**THE EXERCISE:** From the listing below, return each line that includes "повторов".
-=-=-
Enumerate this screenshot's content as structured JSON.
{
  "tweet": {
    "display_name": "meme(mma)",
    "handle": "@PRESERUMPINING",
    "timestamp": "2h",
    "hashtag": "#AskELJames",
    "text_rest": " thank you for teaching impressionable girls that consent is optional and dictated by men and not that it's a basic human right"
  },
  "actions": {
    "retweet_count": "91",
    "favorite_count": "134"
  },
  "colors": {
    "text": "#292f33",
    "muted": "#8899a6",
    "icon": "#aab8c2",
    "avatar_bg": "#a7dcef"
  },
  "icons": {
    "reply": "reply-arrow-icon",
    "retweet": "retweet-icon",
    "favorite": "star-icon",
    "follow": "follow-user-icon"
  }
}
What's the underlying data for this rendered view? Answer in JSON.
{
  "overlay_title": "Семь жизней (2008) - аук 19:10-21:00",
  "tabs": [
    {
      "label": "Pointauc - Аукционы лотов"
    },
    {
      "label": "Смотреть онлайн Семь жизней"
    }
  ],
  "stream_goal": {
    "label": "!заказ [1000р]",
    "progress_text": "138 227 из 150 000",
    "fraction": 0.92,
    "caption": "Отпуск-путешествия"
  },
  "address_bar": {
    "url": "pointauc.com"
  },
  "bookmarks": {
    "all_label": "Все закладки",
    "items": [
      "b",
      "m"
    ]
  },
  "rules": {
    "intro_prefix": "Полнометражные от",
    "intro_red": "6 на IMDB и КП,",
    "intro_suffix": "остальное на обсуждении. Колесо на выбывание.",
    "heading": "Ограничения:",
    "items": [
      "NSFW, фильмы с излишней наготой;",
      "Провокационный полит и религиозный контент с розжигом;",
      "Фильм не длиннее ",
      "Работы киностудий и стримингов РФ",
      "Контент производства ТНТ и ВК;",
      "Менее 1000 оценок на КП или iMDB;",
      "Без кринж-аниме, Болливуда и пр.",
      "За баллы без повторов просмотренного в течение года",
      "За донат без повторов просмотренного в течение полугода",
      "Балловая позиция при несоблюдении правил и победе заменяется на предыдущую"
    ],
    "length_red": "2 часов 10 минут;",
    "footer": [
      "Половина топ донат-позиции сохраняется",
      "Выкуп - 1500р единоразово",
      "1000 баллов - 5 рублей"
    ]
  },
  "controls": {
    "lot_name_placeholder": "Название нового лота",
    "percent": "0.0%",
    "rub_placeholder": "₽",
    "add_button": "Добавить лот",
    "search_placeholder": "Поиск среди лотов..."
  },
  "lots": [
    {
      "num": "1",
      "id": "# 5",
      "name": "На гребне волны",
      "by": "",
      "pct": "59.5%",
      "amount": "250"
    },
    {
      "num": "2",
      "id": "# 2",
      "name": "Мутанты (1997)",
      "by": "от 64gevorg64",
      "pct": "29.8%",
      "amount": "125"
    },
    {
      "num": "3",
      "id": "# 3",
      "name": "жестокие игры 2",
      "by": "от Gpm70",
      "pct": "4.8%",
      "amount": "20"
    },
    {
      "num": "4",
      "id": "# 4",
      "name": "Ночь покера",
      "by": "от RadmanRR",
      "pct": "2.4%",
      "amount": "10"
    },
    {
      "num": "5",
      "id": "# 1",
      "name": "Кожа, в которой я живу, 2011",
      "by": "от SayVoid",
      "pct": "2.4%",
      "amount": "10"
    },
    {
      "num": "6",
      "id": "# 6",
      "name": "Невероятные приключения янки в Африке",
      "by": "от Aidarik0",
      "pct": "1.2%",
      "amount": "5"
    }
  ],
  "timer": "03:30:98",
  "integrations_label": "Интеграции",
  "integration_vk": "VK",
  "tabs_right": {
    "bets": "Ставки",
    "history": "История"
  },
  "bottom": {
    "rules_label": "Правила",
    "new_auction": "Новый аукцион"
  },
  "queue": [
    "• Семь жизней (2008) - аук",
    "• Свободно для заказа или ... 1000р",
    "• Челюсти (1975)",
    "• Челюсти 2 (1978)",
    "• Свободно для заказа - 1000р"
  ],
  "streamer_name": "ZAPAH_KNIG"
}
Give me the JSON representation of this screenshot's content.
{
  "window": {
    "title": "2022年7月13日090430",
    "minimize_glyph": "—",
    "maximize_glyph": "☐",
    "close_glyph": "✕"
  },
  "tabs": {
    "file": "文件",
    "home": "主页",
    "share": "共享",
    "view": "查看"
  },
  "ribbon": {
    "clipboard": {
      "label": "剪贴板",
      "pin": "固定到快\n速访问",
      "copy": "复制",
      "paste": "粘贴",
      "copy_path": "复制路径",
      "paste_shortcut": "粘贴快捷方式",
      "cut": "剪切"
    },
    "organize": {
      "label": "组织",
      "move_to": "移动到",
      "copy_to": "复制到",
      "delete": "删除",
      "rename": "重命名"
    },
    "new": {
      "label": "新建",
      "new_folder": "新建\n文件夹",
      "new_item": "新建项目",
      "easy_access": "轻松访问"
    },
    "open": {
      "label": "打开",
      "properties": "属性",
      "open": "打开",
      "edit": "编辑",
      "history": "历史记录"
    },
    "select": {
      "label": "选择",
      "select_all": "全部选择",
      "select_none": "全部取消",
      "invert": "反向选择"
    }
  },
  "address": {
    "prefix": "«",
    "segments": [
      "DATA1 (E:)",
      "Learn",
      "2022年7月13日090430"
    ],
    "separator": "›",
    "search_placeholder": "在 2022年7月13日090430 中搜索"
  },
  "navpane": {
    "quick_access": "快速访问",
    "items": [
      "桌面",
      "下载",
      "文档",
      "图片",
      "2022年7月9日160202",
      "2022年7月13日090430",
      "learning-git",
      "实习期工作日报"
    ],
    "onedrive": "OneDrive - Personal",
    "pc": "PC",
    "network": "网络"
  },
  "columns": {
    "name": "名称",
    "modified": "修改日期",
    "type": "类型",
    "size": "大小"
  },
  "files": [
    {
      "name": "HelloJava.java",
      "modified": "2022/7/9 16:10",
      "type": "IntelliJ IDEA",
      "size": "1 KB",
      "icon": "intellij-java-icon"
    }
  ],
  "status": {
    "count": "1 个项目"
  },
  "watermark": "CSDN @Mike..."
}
-=-=-
**FINISHED EXERCISE:**
      "За баллы без повторов просмотренного в течение года",
      "За донат без повторов просмотренного в течение полугода",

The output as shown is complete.